Data shown
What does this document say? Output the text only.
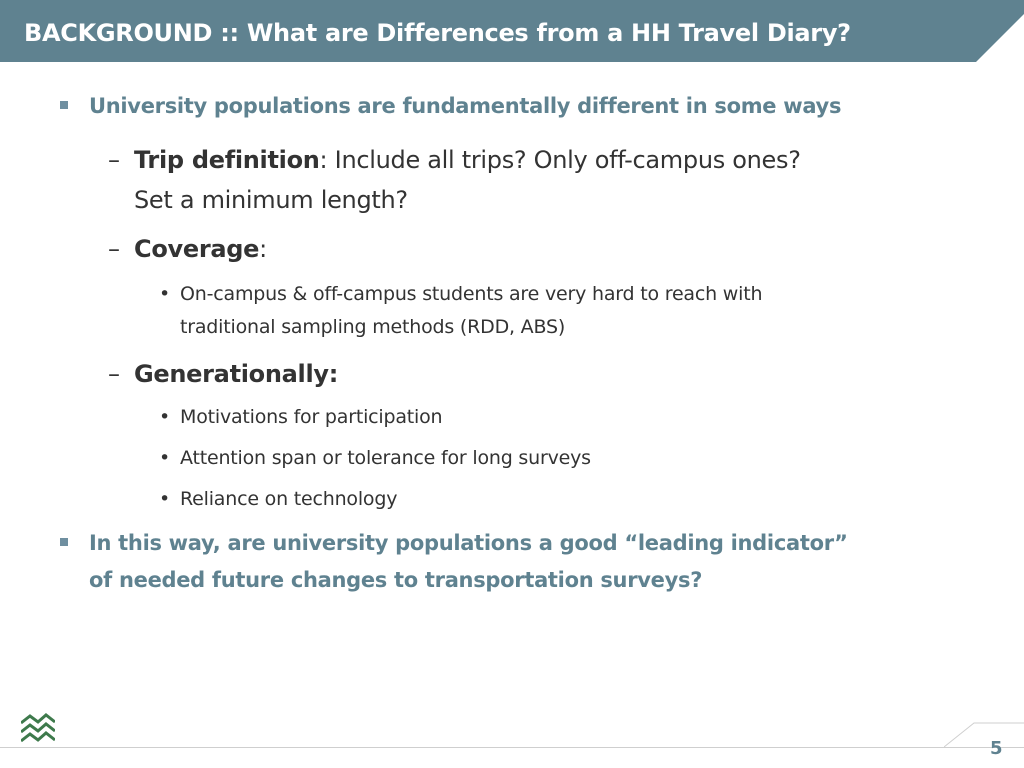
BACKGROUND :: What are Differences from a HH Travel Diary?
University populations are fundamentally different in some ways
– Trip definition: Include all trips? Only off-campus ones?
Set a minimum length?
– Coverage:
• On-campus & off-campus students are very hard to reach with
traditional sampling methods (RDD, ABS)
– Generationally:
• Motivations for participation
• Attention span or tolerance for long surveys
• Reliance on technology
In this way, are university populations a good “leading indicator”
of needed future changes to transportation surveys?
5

---

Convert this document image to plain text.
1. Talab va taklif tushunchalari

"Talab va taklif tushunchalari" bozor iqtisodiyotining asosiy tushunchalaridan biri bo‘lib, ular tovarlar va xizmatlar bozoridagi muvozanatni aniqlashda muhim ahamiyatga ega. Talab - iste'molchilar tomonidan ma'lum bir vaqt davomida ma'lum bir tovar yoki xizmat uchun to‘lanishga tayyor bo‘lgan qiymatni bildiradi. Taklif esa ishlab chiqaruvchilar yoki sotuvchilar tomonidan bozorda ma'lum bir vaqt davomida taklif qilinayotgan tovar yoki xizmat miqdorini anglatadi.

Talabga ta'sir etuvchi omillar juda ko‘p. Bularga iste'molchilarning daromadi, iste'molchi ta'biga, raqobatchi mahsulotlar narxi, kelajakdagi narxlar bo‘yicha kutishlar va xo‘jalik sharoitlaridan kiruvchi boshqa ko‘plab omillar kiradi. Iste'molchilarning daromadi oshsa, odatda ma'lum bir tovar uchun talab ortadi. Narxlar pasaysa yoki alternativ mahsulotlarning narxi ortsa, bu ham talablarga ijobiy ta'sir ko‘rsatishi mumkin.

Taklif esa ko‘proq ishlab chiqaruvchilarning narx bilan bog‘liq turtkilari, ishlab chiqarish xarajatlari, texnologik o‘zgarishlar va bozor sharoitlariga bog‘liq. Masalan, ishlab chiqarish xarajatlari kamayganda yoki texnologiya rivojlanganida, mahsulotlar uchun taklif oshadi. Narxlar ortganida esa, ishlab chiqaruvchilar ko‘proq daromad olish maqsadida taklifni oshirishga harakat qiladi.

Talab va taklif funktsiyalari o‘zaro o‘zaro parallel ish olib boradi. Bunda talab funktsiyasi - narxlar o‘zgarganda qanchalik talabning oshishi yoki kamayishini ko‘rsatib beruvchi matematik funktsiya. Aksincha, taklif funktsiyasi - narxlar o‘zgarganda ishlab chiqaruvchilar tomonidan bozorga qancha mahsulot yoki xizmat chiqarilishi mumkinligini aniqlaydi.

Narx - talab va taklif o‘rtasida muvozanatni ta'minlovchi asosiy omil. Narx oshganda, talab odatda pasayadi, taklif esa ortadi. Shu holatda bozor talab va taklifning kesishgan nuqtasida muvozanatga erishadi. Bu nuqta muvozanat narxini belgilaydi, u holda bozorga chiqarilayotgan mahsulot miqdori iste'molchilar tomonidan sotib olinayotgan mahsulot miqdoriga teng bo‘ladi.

Problem to solve
In the records above, find the lines containing "xizmat" and copy them.

The response
"Talab va taklif tushunchalari" bozor iqtisodiyotining asosiy tushunchalaridan biri bo‘lib, ular tovarlar va xizmatlar bozoridagi muvozanatni aniqlashda muhim ahamiyatga ega. Talab - iste'molchilar tomonidan ma'lum bir vaqt davomida ma'lum bir tovar yoki xizmat uchun to‘lanishga tayyor bo‘lgan qiymatni bildiradi. Taklif esa ishlab chiqaruvchilar yoki sotuvchilar tomonidan bozorda ma'lum bir vaqt davomida taklif qilinayotgan tovar yoki xizmat miqdorini anglatadi.
Talab va taklif funktsiyalari o‘zaro o‘zaro parallel ish olib boradi. Bunda talab funktsiyasi - narxlar o‘zgarganda qanchalik talabning oshishi yoki kamayishini ko‘rsatib beruvchi matematik funktsiya. Aksincha, taklif funktsiyasi - narxlar o‘zgarganda ishlab chiqaruvchilar tomonidan bozorga qancha mahsulot yoki xizmat chiqarilishi mumkinligini aniqlaydi.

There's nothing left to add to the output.